Give back the whole listing exactly as shown.

**Task inputs**
%%
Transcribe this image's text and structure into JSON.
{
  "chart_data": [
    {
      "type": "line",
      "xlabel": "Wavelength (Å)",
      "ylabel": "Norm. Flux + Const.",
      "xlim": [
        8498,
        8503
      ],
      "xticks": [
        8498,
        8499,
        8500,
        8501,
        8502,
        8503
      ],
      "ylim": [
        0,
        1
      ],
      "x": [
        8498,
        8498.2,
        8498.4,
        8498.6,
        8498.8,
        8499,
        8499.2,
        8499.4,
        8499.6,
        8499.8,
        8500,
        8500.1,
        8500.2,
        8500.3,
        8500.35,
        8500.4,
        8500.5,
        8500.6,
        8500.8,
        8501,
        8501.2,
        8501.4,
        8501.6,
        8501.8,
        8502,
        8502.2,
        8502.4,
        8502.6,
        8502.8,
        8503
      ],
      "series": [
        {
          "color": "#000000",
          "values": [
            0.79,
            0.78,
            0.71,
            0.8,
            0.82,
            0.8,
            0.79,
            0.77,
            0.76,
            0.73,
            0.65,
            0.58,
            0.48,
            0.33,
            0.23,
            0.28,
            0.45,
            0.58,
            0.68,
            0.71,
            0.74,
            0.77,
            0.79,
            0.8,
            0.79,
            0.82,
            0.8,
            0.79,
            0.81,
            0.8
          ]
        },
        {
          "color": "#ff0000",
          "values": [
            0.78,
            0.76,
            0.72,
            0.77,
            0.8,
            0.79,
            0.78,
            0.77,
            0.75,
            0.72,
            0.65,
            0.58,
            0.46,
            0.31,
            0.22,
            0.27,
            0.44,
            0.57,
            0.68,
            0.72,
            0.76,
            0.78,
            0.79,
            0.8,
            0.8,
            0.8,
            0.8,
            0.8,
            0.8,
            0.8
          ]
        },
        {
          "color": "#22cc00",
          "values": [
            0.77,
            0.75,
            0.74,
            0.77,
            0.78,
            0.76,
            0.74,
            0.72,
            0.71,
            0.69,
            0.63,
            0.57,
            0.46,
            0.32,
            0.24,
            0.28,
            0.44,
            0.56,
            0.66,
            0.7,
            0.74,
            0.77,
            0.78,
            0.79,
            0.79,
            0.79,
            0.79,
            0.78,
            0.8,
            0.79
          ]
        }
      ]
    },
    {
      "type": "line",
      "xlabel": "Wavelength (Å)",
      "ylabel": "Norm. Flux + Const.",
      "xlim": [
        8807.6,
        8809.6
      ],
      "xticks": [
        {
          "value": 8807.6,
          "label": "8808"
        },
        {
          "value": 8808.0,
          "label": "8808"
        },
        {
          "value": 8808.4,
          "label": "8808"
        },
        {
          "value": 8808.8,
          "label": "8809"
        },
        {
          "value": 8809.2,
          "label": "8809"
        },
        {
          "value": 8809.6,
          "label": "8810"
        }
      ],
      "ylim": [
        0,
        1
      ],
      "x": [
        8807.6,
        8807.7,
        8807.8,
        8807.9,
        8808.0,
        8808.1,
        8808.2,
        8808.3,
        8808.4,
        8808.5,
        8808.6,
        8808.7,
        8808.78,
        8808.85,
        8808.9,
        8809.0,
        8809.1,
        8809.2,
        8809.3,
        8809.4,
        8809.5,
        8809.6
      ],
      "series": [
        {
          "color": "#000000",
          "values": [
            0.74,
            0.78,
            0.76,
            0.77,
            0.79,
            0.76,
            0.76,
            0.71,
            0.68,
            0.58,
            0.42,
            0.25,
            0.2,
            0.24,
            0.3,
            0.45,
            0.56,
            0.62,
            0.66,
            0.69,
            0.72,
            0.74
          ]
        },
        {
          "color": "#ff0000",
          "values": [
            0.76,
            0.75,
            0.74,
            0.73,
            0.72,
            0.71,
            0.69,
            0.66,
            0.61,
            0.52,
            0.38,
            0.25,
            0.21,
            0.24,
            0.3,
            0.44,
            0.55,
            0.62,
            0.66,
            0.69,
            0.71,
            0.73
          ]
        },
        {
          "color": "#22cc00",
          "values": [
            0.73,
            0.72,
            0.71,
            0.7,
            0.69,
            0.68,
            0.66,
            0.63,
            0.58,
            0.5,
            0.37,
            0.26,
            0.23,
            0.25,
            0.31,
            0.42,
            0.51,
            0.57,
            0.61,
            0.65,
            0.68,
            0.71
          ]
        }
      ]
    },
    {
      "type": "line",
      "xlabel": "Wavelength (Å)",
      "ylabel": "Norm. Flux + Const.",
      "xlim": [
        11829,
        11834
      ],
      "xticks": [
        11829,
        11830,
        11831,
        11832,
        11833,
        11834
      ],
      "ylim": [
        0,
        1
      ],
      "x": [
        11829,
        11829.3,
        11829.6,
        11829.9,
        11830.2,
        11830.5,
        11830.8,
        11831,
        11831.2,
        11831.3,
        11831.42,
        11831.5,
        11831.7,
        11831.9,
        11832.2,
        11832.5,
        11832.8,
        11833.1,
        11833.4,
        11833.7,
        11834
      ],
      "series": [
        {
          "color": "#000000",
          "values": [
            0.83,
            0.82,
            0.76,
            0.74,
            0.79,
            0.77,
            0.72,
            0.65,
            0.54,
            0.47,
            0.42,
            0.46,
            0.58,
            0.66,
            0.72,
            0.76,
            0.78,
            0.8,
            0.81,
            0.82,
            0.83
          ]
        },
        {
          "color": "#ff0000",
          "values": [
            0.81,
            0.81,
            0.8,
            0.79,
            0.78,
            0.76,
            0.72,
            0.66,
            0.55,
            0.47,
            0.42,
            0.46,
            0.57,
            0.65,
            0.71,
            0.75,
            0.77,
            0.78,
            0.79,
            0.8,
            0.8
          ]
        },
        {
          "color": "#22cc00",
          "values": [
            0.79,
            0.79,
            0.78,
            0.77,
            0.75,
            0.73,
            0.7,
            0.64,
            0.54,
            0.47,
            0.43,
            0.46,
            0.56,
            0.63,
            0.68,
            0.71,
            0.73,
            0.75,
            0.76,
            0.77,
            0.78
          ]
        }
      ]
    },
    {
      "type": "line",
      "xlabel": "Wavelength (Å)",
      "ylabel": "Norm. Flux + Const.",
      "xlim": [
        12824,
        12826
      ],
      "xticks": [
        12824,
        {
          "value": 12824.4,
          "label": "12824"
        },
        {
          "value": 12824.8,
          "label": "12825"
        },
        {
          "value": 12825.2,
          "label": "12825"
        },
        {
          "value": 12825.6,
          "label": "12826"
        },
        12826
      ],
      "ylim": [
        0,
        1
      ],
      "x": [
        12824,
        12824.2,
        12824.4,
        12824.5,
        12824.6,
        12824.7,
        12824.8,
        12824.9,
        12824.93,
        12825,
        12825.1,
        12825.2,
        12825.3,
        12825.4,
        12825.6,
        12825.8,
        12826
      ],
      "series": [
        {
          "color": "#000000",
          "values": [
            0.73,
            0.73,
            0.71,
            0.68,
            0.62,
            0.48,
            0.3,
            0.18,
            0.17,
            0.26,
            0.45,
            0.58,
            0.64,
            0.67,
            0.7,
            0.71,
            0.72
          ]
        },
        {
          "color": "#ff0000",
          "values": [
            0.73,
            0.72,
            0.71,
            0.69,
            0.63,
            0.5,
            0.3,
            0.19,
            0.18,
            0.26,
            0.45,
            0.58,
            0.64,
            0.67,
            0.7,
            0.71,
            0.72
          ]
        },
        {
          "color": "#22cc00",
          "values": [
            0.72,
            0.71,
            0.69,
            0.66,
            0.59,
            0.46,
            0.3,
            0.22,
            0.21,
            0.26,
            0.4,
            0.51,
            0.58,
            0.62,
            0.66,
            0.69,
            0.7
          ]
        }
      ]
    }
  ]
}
%%
**Response**
Transcribe this image's text and structure into JSON.
{
  "chart_data": [
    {
      "type": "line",
      "xlabel": "Wavelength (Å)",
      "ylabel": "Norm. Flux + Const.",
      "xlim": [
        8498,
        8503
      ],
      "xticks": [
        8498,
        8499,
        8500,
        8501,
        8502,
        8503
      ],
      "ylim": [
        0,
        1
      ],
      "x": [
        8498,
        8498.2,
        8498.4,
        8498.6,
        8498.8,
        8499,
        8499.2,
        8499.4,
        8499.6,
        8499.8,
        8500,
        8500.1,
        8500.2,
        8500.3,
        8500.35,
        8500.4,
        8500.5,
        8500.6,
        8500.8,
        8501,
        8501.2,
        8501.4,
        8501.6,
        8501.8,
        8502,
        8502.2,
        8502.4,
        8502.6,
        8502.8,
        8503
      ],
      "series": [
        {
          "color": "#000000",
          "values": [
            0.79,
            0.78,
            0.71,
            0.8,
            0.82,
            0.8,
            0.79,
            0.77,
            0.76,
            0.73,
            0.65,
            0.58,
            0.48,
            0.33,
            0.23,
            0.28,
            0.45,
            0.58,
            0.68,
            0.71,
            0.74,
            0.77,
            0.79,
            0.8,
            0.79,
            0.82,
            0.8,
            0.79,
            0.81,
            0.8
          ]
        },
        {
          "color": "#ff0000",
          "values": [
            0.78,
            0.76,
            0.72,
            0.77,
            0.8,
            0.79,
            0.78,
            0.77,
            0.75,
            0.72,
            0.65,
            0.58,
            0.46,
            0.31,
            0.22,
            0.27,
            0.44,
            0.57,
            0.68,
            0.72,
            0.76,
            0.78,
            0.79,
            0.8,
            0.8,
            0.8,
            0.8,
            0.8,
            0.8,
            0.8
          ]
        },
        {
          "color": "#22cc00",
          "values": [
            0.77,
            0.75,
            0.74,
            0.77,
            0.78,
            0.76,
            0.74,
            0.72,
            0.71,
            0.69,
            0.63,
            0.57,
            0.46,
            0.32,
            0.24,
            0.28,
            0.44,
            0.56,
            0.66,
            0.7,
            0.74,
            0.77,
            0.78,
            0.79,
            0.79,
            0.79,
            0.79,
            0.78,
            0.8,
            0.79
          ]
        }
      ]
    },
    {
      "type": "line",
      "xlabel": "Wavelength (Å)",
      "ylabel": "Norm. Flux + Const.",
      "xlim": [
        8807.6,
        8809.6
      ],
      "xticks": [
        {
          "value": 8807.6,
          "label": "8808"
        },
        {
          "value": 8808.0,
          "label": "8808"
        },
        {
          "value": 8808.4,
          "label": "8808"
        },
        {
          "value": 8808.8,
          "label": "8809"
        },
        {
          "value": 8809.2,
          "label": "8809"
        },
        {
          "value": 8809.6,
          "label": "8810"
        }
      ],
      "ylim": [
        0,
        1
      ],
      "x": [
        8807.6,
        8807.7,
        8807.8,
        8807.9,
        8808.0,
        8808.1,
        8808.2,
        8808.3,
        8808.4,
        8808.5,
        8808.6,
        8808.7,
        8808.78,
        8808.85,
        8808.9,
        8809.0,
        8809.1,
        8809.2,
        8809.3,
        8809.4,
        8809.5,
        8809.6
      ],
      "series": [
        {
          "color": "#000000",
          "values": [
            0.74,
            0.78,
            0.76,
            0.77,
            0.79,
            0.76,
            0.76,
            0.71,
            0.68,
            0.58,
            0.42,
            0.25,
            0.2,
            0.24,
            0.3,
            0.45,
            0.56,
            0.62,
            0.66,
            0.69,
            0.72,
            0.74
          ]
        },
        {
          "color": "#ff0000",
          "values": [
            0.76,
            0.75,
            0.74,
            0.73,
            0.72,
            0.71,
            0.69,
            0.66,
            0.61,
            0.52,
            0.38,
            0.25,
            0.21,
            0.24,
            0.3,
            0.44,
            0.55,
            0.62,
            0.66,
            0.69,
            0.71,
            0.73
          ]
        },
        {
          "color": "#22cc00",
          "values": [
            0.73,
            0.72,
            0.71,
            0.7,
            0.69,
            0.68,
            0.66,
            0.63,
            0.58,
            0.5,
            0.37,
            0.26,
            0.23,
            0.25,
            0.31,
            0.42,
            0.51,
            0.57,
            0.61,
            0.65,
            0.68,
            0.71
          ]
        }
      ]
    },
    {
      "type": "line",
      "xlabel": "Wavelength (Å)",
      "ylabel": "Norm. Flux + Const.",
      "xlim": [
        11829,
        11834
      ],
      "xticks": [
        11829,
        11830,
        11831,
        11832,
        11833,
        11834
      ],
      "ylim": [
        0,
        1
      ],
      "x": [
        11829,
        11829.3,
        11829.6,
        11829.9,
        11830.2,
        11830.5,
        11830.8,
        11831,
        11831.2,
        11831.3,
        11831.42,
        11831.5,
        11831.7,
        11831.9,
        11832.2,
        11832.5,
        11832.8,
        11833.1,
        11833.4,
        11833.7,
        11834
      ],
      "series": [
        {
          "color": "#000000",
          "values": [
            0.83,
            0.82,
            0.76,
            0.74,
            0.79,
            0.77,
            0.72,
            0.65,
            0.54,
            0.47,
            0.42,
            0.46,
            0.58,
            0.66,
            0.72,
            0.76,
            0.78,
            0.8,
            0.81,
            0.82,
            0.83
          ]
        },
        {
          "color": "#ff0000",
          "values": [
            0.81,
            0.81,
            0.8,
            0.79,
            0.78,
            0.76,
            0.72,
            0.66,
            0.55,
            0.47,
            0.42,
            0.46,
            0.57,
            0.65,
            0.71,
            0.75,
            0.77,
            0.78,
            0.79,
            0.8,
            0.8
          ]
        },
        {
          "color": "#22cc00",
          "values": [
            0.79,
            0.79,
            0.78,
            0.77,
            0.75,
            0.73,
            0.7,
            0.64,
            0.54,
            0.47,
            0.43,
            0.46,
            0.56,
            0.63,
            0.68,
            0.71,
            0.73,
            0.75,
            0.76,
            0.77,
            0.78
          ]
        }
      ]
    },
    {
      "type": "line",
      "xlabel": "Wavelength (Å)",
      "ylabel": "Norm. Flux + Const.",
      "xlim": [
        12824,
        12826
      ],
      "xticks": [
        12824,
        {
          "value": 12824.4,
          "label": "12824"
        },
        {
          "value": 12824.8,
          "label": "12825"
        },
        {
          "value": 12825.2,
          "label": "12825"
        },
        {
          "value": 12825.6,
          "label": "12826"
        },
        12826
      ],
      "ylim": [
        0,
        1
      ],
      "x": [
        12824,
        12824.2,
        12824.4,
        12824.5,
        12824.6,
        12824.7,
        12824.8,
        12824.9,
        12824.93,
        12825,
        12825.1,
        12825.2,
        12825.3,
        12825.4,
        12825.6,
        12825.8,
        12826
      ],
      "series": [
        {
          "color": "#000000",
          "values": [
            0.73,
            0.73,
            0.71,
            0.68,
            0.62,
            0.48,
            0.3,
            0.18,
            0.17,
            0.26,
            0.45,
            0.58,
            0.64,
            0.67,
            0.7,
            0.71,
            0.72
          ]
        },
        {
          "color": "#ff0000",
          "values": [
            0.73,
            0.72,
            0.71,
            0.69,
            0.63,
            0.5,
            0.3,
            0.19,
            0.18,
            0.26,
            0.45,
            0.58,
            0.64,
            0.67,
            0.7,
            0.71,
            0.72
          ]
        },
        {
          "color": "#22cc00",
          "values": [
            0.72,
            0.71,
            0.69,
            0.66,
            0.59,
            0.46,
            0.3,
            0.22,
            0.21,
            0.26,
            0.4,
            0.51,
            0.58,
            0.62,
            0.66,
            0.69,
            0.7
          ]
        }
      ]
    }
  ]
}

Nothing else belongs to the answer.